• _MATERIAL FOR THE TASK_

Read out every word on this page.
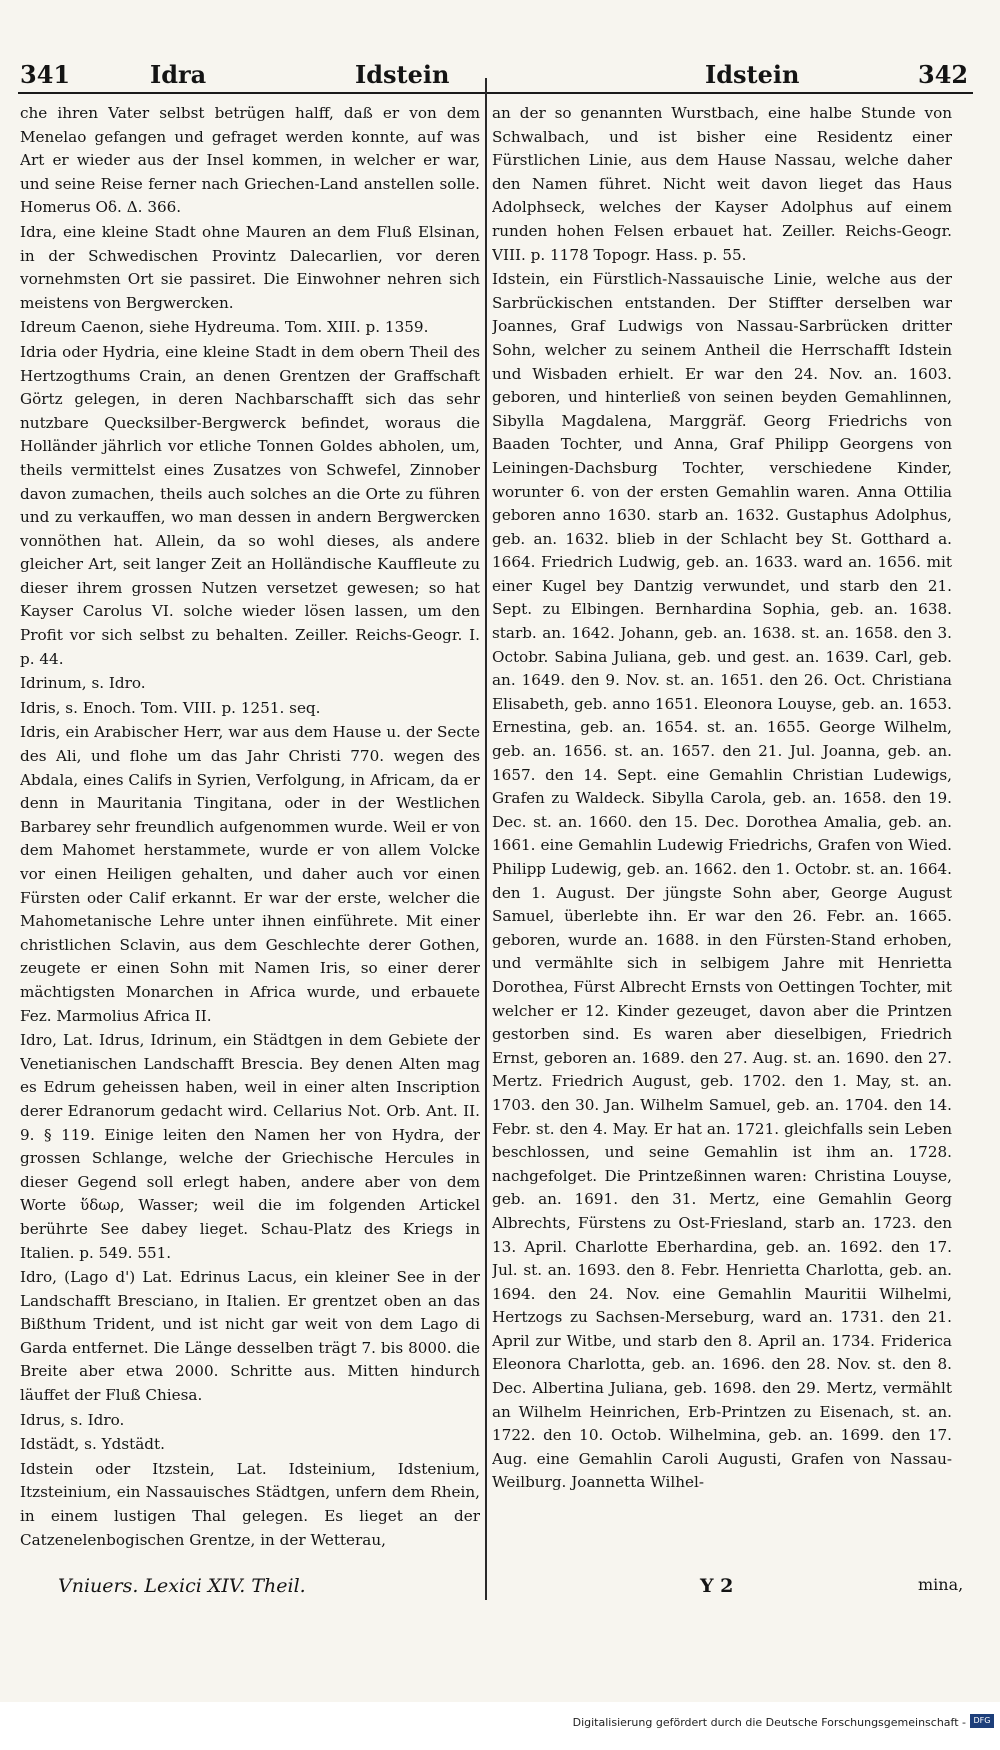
341	Idra	Idstein	Idstein	342

che ihren Vater selbst betrügen halff, daß er von dem Menelao gefangen und gefraget werden konnte, auf was Art er wieder aus der Insel kommen, in welcher er war, und seine Reise ferner nach Griechen-Land anstellen solle. Homerus Οδ. Δ. 366.

Idra, eine kleine Stadt ohne Mauren an dem Fluß Elsinan, in der Schwedischen Provintz Dalecarlien, vor deren vornehmsten Ort sie passiret. Die Einwohner nehren sich meistens von Bergwercken.

Idreum Caenon, siehe Hydreuma. Tom. XIII. p. 1359.

Idria oder Hydria, eine kleine Stadt in dem obern Theil des Hertzogthums Crain, an denen Grentzen der Graffschaft Görtz gelegen, in deren Nachbarschafft sich das sehr nutzbare Quecksilber-Bergwerck befindet, woraus die Holländer jährlich vor etliche Tonnen Goldes abholen, um, theils vermittelst eines Zusatzes von Schwefel, Zinnober davon zumachen, theils auch solches an die Orte zu führen und zu verkauffen, wo man dessen in andern Bergwercken vonnöthen hat. Allein, da so wohl dieses, als andere gleicher Art, seit langer Zeit an Holländische Kauffleute zu dieser ihrem grossen Nutzen versetzet gewesen; so hat Kayser Carolus VI. solche wieder lösen lassen, um den Profit vor sich selbst zu behalten. Zeiller. Reichs-Geogr. I. p. 44.

Idrinum, s. Idro.

Idris, s. Enoch. Tom. VIII. p. 1251. seq.

Idris, ein Arabischer Herr, war aus dem Hause u. der Secte des Ali, und flohe um das Jahr Christi 770. wegen des Abdala, eines Califs in Syrien, Verfolgung, in Africam, da er denn in Mauritania Tingitana, oder in der Westlichen Barbarey sehr freundlich aufgenommen wurde. Weil er von dem Mahomet herstammete, wurde er von allem Volcke vor einen Heiligen gehalten, und daher auch vor einen Fürsten oder Calif erkannt. Er war der erste, welcher die Mahometanische Lehre unter ihnen einführete. Mit einer christlichen Sclavin, aus dem Geschlechte derer Gothen, zeugete er einen Sohn mit Namen Iris, so einer derer mächtigsten Monarchen in Africa wurde, und erbauete Fez. Marmolius Africa II.

Idro, Lat. Idrus, Idrinum, ein Städtgen in dem Gebiete der Venetianischen Landschafft Brescia. Bey denen Alten mag es Edrum geheissen haben, weil in einer alten Inscription derer Edranorum gedacht wird. Cellarius Not. Orb. Ant. II. 9. § 119. Einige leiten den Namen her von Hydra, der grossen Schlange, welche der Griechische Hercules in dieser Gegend soll erlegt haben, andere aber von dem Worte ὕδωρ, Wasser; weil die im folgenden Artickel berührte See dabey lieget. Schau-Platz des Kriegs in Italien. p. 549. 551.

Idro, (Lago d') Lat. Edrinus Lacus, ein kleiner See in der Landschafft Bresciano, in Italien. Er grentzet oben an das Bißthum Trident, und ist nicht gar weit von dem Lago di Garda entfernet. Die Länge desselben trägt 7. bis 8000. die Breite aber etwa 2000. Schritte aus. Mitten hindurch läuffet der Fluß Chiesa.

Idrus, s. Idro.

Idstädt, s. Ydstädt.

Idstein oder Itzstein, Lat. Idsteinium, Idstenium, Itzsteinium, ein Nassauisches Städtgen, unfern dem Rhein, in einem lustigen Thal gelegen. Es lieget an der Catzenelenbogischen Grentze, in der Wetterau,

an der so genannten Wurstbach, eine halbe Stunde von Schwalbach, und ist bisher eine Residentz einer Fürstlichen Linie, aus dem Hause Nassau, welche daher den Namen führet. Nicht weit davon lieget das Haus Adolphseck, welches der Kayser Adolphus auf einem runden hohen Felsen erbauet hat. Zeiller. Reichs-Geogr. VIII. p. 1178 Topogr. Hass. p. 55.

Idstein, ein Fürstlich-Nassauische Linie, welche aus der Sarbrückischen entstanden. Der Stiffter derselben war Joannes, Graf Ludwigs von Nassau-Sarbrücken dritter Sohn, welcher zu seinem Antheil die Herrschafft Idstein und Wisbaden erhielt. Er war den 24. Nov. an. 1603. geboren, und hinterließ von seinen beyden Gemahlinnen, Sibylla Magdalena, Marggräf. Georg Friedrichs von Baaden Tochter, und Anna, Graf Philipp Georgens von Leiningen-Dachsburg Tochter, verschiedene Kinder, worunter 6. von der ersten Gemahlin waren. Anna Ottilia geboren anno 1630. starb an. 1632. Gustaphus Adolphus, geb. an. 1632. blieb in der Schlacht bey St. Gotthard a. 1664. Friedrich Ludwig, geb. an. 1633. ward an. 1656. mit einer Kugel bey Dantzig verwundet, und starb den 21. Sept. zu Elbingen. Bernhardina Sophia, geb. an. 1638. starb. an. 1642. Johann, geb. an. 1638. st. an. 1658. den 3. Octobr. Sabina Juliana, geb. und gest. an. 1639. Carl, geb. an. 1649. den 9. Nov. st. an. 1651. den 26. Oct. Christiana Elisabeth, geb. anno 1651. Eleonora Louyse, geb. an. 1653. Ernestina, geb. an. 1654. st. an. 1655. George Wilhelm, geb. an. 1656. st. an. 1657. den 21. Jul. Joanna, geb. an. 1657. den 14. Sept. eine Gemahlin Christian Ludewigs, Grafen zu Waldeck. Sibylla Carola, geb. an. 1658. den 19. Dec. st. an. 1660. den 15. Dec. Dorothea Amalia, geb. an. 1661. eine Gemahlin Ludewig Friedrichs, Grafen von Wied. Philipp Ludewig, geb. an. 1662. den 1. Octobr. st. an. 1664. den 1. August. Der jüngste Sohn aber, George August Samuel, überlebte ihn. Er war den 26. Febr. an. 1665. geboren, wurde an. 1688. in den Fürsten-Stand erhoben, und vermählte sich in selbigem Jahre mit Henrietta Dorothea, Fürst Albrecht Ernsts von Oettingen Tochter, mit welcher er 12. Kinder gezeuget, davon aber die Printzen gestorben sind. Es waren aber dieselbigen, Friedrich Ernst, geboren an. 1689. den 27. Aug. st. an. 1690. den 27. Mertz. Friedrich August, geb. 1702. den 1. May, st. an. 1703. den 30. Jan. Wilhelm Samuel, geb. an. 1704. den 14. Febr. st. den 4. May. Er hat an. 1721. gleichfalls sein Leben beschlossen, und seine Gemahlin ist ihm an. 1728. nachgefolget. Die Printzeßinnen waren: Christina Louyse, geb. an. 1691. den 31. Mertz, eine Gemahlin Georg Albrechts, Fürstens zu Ost-Friesland, starb an. 1723. den 13. April. Charlotte Eberhardina, geb. an. 1692. den 17. Jul. st. an. 1693. den 8. Febr. Henrietta Charlotta, geb. an. 1694. den 24. Nov. eine Gemahlin Mauritii Wilhelmi, Hertzogs zu Sachsen-Merseburg, ward an. 1731. den 21. April zur Witbe, und starb den 8. April an. 1734. Friderica Eleonora Charlotta, geb. an. 1696. den 28. Nov. st. den 8. Dec. Albertina Juliana, geb. 1698. den 29. Mertz, vermählt an Wilhelm Heinrichen, Erb-Printzen zu Eisenach, st. an. 1722. den 10. Octob. Wilhelmina, geb. an. 1699. den 17. Aug. eine Gemahlin Caroli Augusti, Grafen von Nassau-Weilburg. Joannetta Wilhel-

Vniuers. Lexici XIV. Theil.	Y 2	mina,
Digitalisierung gefördert durch die Deutsche Forschungsgemeinschaft - DFG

• _WHAT TO PRODUCE_
In these entries, please give the number of lines holding the string "Idra" and nothing more.

• _SOLUTION TO THIS TASK_
2